Go through the listing below and gather every line with the word "restricted".

───── RECORDS FOR THE TASK

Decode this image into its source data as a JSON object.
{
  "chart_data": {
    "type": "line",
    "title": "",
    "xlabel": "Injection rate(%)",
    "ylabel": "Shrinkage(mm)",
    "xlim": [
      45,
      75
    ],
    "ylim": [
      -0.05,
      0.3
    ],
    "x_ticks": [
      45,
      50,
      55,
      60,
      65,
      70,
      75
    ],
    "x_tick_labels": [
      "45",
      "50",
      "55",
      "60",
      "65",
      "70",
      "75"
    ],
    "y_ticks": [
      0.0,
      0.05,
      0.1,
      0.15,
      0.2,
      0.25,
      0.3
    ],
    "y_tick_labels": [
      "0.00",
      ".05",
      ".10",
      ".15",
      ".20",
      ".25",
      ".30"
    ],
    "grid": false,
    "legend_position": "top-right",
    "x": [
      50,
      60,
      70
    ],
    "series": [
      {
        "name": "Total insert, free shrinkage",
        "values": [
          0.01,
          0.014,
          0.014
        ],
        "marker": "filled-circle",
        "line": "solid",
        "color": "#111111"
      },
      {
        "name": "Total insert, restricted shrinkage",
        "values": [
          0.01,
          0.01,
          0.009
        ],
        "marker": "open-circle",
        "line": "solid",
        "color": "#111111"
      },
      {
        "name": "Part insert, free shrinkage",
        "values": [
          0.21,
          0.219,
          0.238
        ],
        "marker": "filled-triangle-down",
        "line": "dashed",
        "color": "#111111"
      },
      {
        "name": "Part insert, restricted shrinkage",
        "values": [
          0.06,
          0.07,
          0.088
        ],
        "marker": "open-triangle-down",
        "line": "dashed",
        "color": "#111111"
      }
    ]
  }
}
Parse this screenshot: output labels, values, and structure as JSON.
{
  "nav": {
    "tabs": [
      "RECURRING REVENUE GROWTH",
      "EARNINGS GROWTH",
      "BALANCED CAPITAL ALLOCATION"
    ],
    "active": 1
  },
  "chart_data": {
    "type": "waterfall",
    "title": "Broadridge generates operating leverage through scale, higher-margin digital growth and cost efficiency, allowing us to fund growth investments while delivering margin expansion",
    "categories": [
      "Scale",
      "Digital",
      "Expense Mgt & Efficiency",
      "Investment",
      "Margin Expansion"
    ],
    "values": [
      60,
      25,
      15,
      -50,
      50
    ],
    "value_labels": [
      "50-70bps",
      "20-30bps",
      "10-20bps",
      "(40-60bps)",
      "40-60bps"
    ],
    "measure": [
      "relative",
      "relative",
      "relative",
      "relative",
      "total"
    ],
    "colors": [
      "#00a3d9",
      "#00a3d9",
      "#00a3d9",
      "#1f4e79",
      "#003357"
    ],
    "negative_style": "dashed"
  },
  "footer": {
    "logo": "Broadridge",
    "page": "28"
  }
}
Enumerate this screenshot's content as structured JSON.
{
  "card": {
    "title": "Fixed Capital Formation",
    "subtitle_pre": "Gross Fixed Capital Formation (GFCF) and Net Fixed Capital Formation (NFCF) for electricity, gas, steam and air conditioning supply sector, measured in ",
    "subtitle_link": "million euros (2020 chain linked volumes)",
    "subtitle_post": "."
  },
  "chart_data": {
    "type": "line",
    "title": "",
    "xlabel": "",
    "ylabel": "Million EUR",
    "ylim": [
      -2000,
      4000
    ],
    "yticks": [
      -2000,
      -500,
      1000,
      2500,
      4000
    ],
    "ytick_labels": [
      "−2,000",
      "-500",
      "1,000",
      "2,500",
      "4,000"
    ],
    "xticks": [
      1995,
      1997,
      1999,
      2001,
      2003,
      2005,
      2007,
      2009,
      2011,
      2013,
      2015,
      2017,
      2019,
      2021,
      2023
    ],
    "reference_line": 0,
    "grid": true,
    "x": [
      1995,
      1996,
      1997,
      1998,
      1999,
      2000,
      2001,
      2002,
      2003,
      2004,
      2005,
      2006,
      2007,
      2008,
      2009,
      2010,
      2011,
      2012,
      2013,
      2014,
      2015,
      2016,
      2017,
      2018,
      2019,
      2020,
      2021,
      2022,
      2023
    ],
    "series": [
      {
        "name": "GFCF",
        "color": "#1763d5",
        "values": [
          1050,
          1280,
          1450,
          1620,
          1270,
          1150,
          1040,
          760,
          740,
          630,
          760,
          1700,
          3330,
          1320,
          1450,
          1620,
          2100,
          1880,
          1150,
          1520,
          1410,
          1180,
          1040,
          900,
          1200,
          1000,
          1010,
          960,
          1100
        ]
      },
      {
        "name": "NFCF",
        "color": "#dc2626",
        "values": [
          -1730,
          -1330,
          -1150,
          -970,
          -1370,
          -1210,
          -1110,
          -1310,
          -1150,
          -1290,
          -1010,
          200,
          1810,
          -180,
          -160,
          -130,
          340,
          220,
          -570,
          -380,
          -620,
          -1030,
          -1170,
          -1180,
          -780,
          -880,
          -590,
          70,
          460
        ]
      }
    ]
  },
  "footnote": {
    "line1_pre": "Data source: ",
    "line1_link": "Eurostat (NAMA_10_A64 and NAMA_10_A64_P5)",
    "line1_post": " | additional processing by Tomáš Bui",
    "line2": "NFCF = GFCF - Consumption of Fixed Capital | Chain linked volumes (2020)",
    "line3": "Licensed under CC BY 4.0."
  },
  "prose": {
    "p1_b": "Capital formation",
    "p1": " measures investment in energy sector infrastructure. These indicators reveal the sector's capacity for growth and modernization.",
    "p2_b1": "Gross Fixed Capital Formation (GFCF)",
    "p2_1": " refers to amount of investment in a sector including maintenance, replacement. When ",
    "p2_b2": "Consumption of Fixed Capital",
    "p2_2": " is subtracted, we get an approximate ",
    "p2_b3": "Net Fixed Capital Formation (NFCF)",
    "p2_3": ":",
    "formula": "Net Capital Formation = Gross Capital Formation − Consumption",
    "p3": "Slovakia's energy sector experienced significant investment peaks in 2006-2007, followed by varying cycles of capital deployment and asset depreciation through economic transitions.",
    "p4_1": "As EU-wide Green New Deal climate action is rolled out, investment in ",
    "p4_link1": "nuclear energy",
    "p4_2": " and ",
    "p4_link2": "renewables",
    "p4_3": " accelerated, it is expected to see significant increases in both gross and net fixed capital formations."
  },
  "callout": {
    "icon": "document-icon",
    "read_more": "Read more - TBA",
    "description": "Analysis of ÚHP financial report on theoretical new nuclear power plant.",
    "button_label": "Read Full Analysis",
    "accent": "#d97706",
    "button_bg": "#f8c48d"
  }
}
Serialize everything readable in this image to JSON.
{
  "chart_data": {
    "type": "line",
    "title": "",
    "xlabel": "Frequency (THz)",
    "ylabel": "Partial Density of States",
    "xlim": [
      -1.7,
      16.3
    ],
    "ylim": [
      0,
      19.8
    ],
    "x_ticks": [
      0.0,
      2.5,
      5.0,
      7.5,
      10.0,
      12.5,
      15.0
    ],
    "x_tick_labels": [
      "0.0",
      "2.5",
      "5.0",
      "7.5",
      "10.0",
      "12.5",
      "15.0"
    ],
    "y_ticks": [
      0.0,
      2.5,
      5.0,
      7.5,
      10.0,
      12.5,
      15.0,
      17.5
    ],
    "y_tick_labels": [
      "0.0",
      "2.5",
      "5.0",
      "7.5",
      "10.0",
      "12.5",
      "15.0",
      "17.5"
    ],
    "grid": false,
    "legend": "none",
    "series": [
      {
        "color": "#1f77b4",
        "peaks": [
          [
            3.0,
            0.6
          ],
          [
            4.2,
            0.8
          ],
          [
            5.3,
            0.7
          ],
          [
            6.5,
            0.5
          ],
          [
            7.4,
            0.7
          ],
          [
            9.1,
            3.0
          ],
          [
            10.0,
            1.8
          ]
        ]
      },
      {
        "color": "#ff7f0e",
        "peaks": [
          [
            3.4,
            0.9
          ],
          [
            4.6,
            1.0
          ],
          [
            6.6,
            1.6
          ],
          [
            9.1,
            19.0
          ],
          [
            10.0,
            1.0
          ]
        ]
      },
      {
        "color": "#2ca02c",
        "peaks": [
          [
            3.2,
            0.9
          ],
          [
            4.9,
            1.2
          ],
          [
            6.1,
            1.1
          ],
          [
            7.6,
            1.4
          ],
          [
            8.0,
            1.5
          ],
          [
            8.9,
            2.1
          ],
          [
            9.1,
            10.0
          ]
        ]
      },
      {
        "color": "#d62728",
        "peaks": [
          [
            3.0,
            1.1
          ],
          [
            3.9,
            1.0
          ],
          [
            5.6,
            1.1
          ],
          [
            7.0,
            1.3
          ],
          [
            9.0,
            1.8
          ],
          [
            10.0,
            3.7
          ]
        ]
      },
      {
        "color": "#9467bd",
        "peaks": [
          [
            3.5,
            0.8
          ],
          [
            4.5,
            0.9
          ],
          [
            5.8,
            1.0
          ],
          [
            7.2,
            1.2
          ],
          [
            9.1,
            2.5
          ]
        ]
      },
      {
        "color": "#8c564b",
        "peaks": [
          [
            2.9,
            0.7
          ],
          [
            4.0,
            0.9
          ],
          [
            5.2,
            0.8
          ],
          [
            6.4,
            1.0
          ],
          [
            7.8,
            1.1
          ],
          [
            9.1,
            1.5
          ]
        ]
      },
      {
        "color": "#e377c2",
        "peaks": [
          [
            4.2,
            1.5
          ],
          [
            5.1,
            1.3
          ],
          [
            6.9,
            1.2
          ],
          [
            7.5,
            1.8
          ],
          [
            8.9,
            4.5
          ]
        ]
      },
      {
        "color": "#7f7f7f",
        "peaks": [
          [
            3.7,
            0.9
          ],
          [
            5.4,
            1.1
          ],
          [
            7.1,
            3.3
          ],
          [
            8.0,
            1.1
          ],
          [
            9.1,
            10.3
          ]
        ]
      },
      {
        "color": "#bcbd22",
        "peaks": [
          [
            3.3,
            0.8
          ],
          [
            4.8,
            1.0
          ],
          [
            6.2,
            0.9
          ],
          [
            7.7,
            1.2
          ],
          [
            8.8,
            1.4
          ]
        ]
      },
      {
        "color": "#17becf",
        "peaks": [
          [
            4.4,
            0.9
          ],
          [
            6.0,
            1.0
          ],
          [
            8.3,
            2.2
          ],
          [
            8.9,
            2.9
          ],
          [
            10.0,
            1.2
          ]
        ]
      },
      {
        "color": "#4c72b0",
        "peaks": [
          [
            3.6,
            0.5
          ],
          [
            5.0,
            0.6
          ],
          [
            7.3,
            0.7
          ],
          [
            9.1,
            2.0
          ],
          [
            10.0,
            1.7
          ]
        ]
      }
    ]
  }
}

──────────

WRITTEN REPLY>
        "name": "Total insert, restricted shrinkage",
        "name": "Part insert, restricted shrinkage",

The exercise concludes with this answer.